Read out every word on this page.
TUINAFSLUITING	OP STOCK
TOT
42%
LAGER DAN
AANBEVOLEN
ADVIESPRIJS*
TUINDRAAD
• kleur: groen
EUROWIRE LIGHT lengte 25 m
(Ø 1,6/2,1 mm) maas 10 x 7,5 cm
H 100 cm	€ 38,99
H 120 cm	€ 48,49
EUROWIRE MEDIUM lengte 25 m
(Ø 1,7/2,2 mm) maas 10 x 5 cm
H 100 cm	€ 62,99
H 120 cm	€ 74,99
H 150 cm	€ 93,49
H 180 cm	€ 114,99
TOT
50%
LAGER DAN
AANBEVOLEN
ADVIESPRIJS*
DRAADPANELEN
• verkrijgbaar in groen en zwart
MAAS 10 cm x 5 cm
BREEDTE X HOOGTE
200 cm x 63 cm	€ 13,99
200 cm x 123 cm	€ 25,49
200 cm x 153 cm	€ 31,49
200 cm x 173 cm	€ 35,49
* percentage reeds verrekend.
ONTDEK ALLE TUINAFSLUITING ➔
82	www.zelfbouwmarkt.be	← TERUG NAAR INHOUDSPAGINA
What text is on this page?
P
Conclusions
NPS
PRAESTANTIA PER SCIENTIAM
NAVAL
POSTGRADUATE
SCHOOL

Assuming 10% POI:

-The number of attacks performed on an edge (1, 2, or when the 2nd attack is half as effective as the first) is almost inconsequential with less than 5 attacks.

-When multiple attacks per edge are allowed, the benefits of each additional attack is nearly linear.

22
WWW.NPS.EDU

:::

• **Exercise directions**:
Identify every line above that includes the word "groen", and show those lines.

• **Response to this exercise**:
• kleur: groen
• verkrijgbaar in groen en zwart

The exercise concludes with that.